*WHAT TO PRODUCE:*
Without the pictures, copy all the entries below exactly.

========

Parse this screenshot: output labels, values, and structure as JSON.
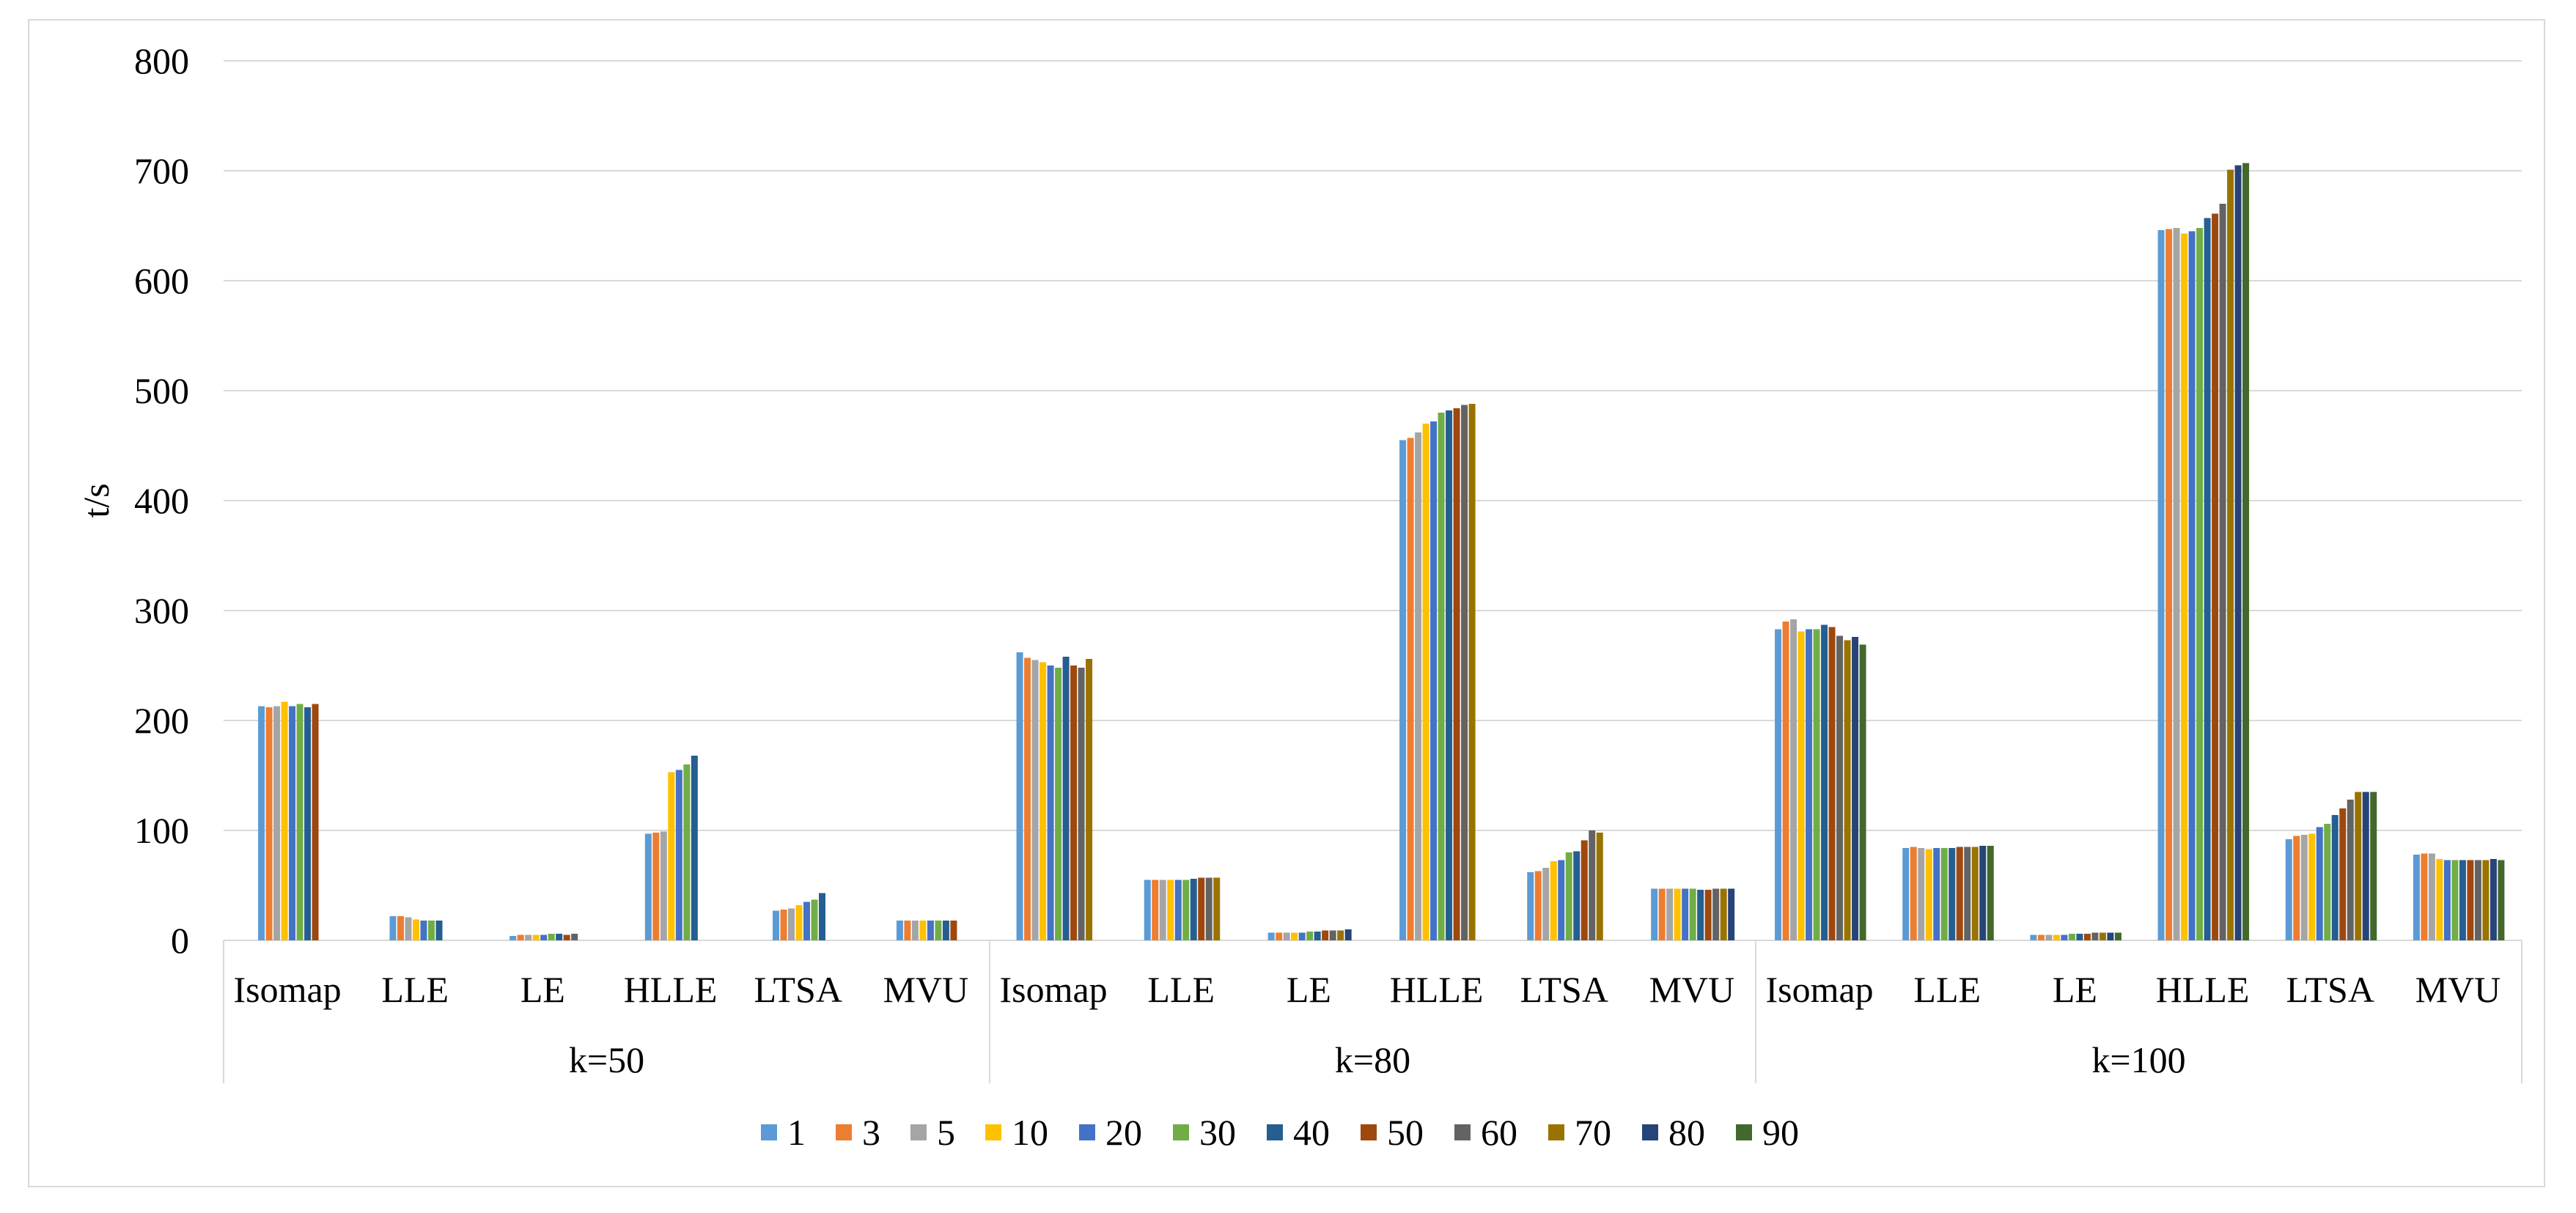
{
  "chart_data": {
    "type": "bar",
    "title": "",
    "xlabel": "",
    "ylabel": "t/s",
    "ylim": [
      0,
      800
    ],
    "yticks": [
      0,
      100,
      200,
      300,
      400,
      500,
      600,
      700,
      800
    ],
    "grid": true,
    "legend_position": "bottom",
    "groups": [
      "k=50",
      "k=80",
      "k=100"
    ],
    "categories": [
      "Isomap",
      "LLE",
      "LE",
      "HLLE",
      "LTSA",
      "MVU"
    ],
    "series_names": [
      "1",
      "3",
      "5",
      "10",
      "20",
      "30",
      "40",
      "50",
      "60",
      "70",
      "80",
      "90"
    ],
    "series_colors": [
      "#5B9BD5",
      "#ED7D31",
      "#A5A5A5",
      "#FFC000",
      "#4472C4",
      "#70AD47",
      "#255E91",
      "#9E480E",
      "#636363",
      "#997300",
      "#264478",
      "#43682B"
    ],
    "values": {
      "k=50": {
        "Isomap": [
          213,
          212,
          213,
          217,
          213,
          215,
          212,
          215
        ],
        "LLE": [
          22,
          22,
          21,
          19,
          18,
          18,
          18
        ],
        "LE": [
          4,
          5,
          5,
          5,
          5,
          6,
          6,
          5,
          6
        ],
        "HLLE": [
          97,
          98,
          99,
          153,
          155,
          160,
          168
        ],
        "LTSA": [
          27,
          28,
          29,
          32,
          35,
          37,
          43
        ],
        "MVU": [
          18,
          18,
          18,
          18,
          18,
          18,
          18,
          18
        ]
      },
      "k=80": {
        "Isomap": [
          262,
          257,
          255,
          253,
          250,
          248,
          258,
          250,
          248,
          256
        ],
        "LLE": [
          55,
          55,
          55,
          55,
          55,
          55,
          56,
          57,
          57,
          57
        ],
        "LE": [
          7,
          7,
          7,
          7,
          7,
          8,
          8,
          9,
          9,
          9,
          10
        ],
        "HLLE": [
          455,
          457,
          462,
          470,
          472,
          480,
          482,
          484,
          487,
          488
        ],
        "LTSA": [
          62,
          63,
          66,
          72,
          73,
          80,
          81,
          91,
          100,
          98
        ],
        "MVU": [
          47,
          47,
          47,
          47,
          47,
          47,
          46,
          46,
          47,
          47,
          47
        ]
      },
      "k=100": {
        "Isomap": [
          283,
          290,
          292,
          281,
          283,
          283,
          287,
          285,
          277,
          273,
          276,
          269
        ],
        "LLE": [
          84,
          85,
          84,
          83,
          84,
          84,
          84,
          85,
          85,
          85,
          86,
          86
        ],
        "LE": [
          5,
          5,
          5,
          5,
          5,
          6,
          6,
          6,
          7,
          7,
          7,
          7
        ],
        "HLLE": [
          646,
          647,
          648,
          643,
          645,
          648,
          657,
          661,
          670,
          701,
          705,
          707
        ],
        "LTSA": [
          92,
          95,
          96,
          97,
          103,
          106,
          114,
          120,
          128,
          135,
          135,
          135
        ],
        "MVU": [
          78,
          79,
          79,
          74,
          73,
          73,
          73,
          73,
          73,
          73,
          74,
          73
        ]
      }
    }
  }
}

========

*TASK SOLUTION:*
Parse this screenshot: output labels, values, and structure as JSON.
{
  "chart_data": {
    "type": "bar",
    "title": "",
    "xlabel": "",
    "ylabel": "t/s",
    "ylim": [
      0,
      800
    ],
    "yticks": [
      0,
      100,
      200,
      300,
      400,
      500,
      600,
      700,
      800
    ],
    "grid": true,
    "legend_position": "bottom",
    "groups": [
      "k=50",
      "k=80",
      "k=100"
    ],
    "categories": [
      "Isomap",
      "LLE",
      "LE",
      "HLLE",
      "LTSA",
      "MVU"
    ],
    "series_names": [
      "1",
      "3",
      "5",
      "10",
      "20",
      "30",
      "40",
      "50",
      "60",
      "70",
      "80",
      "90"
    ],
    "series_colors": [
      "#5B9BD5",
      "#ED7D31",
      "#A5A5A5",
      "#FFC000",
      "#4472C4",
      "#70AD47",
      "#255E91",
      "#9E480E",
      "#636363",
      "#997300",
      "#264478",
      "#43682B"
    ],
    "values": {
      "k=50": {
        "Isomap": [
          213,
          212,
          213,
          217,
          213,
          215,
          212,
          215
        ],
        "LLE": [
          22,
          22,
          21,
          19,
          18,
          18,
          18
        ],
        "LE": [
          4,
          5,
          5,
          5,
          5,
          6,
          6,
          5,
          6
        ],
        "HLLE": [
          97,
          98,
          99,
          153,
          155,
          160,
          168
        ],
        "LTSA": [
          27,
          28,
          29,
          32,
          35,
          37,
          43
        ],
        "MVU": [
          18,
          18,
          18,
          18,
          18,
          18,
          18,
          18
        ]
      },
      "k=80": {
        "Isomap": [
          262,
          257,
          255,
          253,
          250,
          248,
          258,
          250,
          248,
          256
        ],
        "LLE": [
          55,
          55,
          55,
          55,
          55,
          55,
          56,
          57,
          57,
          57
        ],
        "LE": [
          7,
          7,
          7,
          7,
          7,
          8,
          8,
          9,
          9,
          9,
          10
        ],
        "HLLE": [
          455,
          457,
          462,
          470,
          472,
          480,
          482,
          484,
          487,
          488
        ],
        "LTSA": [
          62,
          63,
          66,
          72,
          73,
          80,
          81,
          91,
          100,
          98
        ],
        "MVU": [
          47,
          47,
          47,
          47,
          47,
          47,
          46,
          46,
          47,
          47,
          47
        ]
      },
      "k=100": {
        "Isomap": [
          283,
          290,
          292,
          281,
          283,
          283,
          287,
          285,
          277,
          273,
          276,
          269
        ],
        "LLE": [
          84,
          85,
          84,
          83,
          84,
          84,
          84,
          85,
          85,
          85,
          86,
          86
        ],
        "LE": [
          5,
          5,
          5,
          5,
          5,
          6,
          6,
          6,
          7,
          7,
          7,
          7
        ],
        "HLLE": [
          646,
          647,
          648,
          643,
          645,
          648,
          657,
          661,
          670,
          701,
          705,
          707
        ],
        "LTSA": [
          92,
          95,
          96,
          97,
          103,
          106,
          114,
          120,
          128,
          135,
          135,
          135
        ],
        "MVU": [
          78,
          79,
          79,
          74,
          73,
          73,
          73,
          73,
          73,
          73,
          74,
          73
        ]
      }
    }
  }
}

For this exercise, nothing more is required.